• **Written task**: Using the material below, work out how many lines contain the word "силы". Reply with the number and nothing more.

(Records from a data source)
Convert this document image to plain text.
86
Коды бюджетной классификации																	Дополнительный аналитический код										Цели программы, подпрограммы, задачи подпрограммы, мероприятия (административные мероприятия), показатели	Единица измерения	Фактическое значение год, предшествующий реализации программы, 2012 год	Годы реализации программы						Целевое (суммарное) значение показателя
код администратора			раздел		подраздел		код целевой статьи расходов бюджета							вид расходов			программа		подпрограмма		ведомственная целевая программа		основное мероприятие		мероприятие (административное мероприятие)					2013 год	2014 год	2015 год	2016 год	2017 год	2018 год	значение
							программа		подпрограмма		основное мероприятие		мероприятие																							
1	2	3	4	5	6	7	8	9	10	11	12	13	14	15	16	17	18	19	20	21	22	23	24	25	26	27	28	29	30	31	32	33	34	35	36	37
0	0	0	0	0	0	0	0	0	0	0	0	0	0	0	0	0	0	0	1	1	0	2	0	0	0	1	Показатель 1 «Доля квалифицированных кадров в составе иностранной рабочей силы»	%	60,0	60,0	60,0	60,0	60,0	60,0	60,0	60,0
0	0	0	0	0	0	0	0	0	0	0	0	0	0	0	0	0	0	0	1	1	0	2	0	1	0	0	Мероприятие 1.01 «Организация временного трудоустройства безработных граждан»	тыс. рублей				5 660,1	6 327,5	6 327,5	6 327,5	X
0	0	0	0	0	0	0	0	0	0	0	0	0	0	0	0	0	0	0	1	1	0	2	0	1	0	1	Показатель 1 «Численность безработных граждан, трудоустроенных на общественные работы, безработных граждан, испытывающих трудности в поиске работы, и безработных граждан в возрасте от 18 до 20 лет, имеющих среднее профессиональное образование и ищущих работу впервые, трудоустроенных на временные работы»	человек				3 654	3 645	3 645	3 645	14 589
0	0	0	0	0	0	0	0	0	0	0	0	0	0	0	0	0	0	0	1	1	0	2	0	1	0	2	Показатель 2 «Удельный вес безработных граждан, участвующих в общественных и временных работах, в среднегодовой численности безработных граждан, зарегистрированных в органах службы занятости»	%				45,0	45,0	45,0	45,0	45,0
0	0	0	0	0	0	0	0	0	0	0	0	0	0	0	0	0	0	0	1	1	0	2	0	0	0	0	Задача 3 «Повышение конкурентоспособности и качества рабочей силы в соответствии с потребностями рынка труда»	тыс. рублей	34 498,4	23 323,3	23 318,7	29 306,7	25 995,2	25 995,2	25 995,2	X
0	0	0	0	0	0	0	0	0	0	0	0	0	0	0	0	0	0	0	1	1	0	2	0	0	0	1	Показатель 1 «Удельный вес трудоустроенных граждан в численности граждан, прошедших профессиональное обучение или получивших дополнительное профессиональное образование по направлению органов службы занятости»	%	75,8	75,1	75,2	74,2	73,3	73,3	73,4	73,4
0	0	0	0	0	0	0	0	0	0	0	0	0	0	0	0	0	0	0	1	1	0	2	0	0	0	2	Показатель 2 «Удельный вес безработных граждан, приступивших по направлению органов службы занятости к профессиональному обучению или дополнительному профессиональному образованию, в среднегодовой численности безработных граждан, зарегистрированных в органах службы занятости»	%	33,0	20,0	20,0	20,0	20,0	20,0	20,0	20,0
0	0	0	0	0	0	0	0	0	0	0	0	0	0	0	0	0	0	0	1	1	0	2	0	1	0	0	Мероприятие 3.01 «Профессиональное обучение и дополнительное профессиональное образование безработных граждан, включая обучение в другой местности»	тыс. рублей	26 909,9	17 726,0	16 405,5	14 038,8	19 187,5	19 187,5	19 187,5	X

• **Solution to this exercise**: 2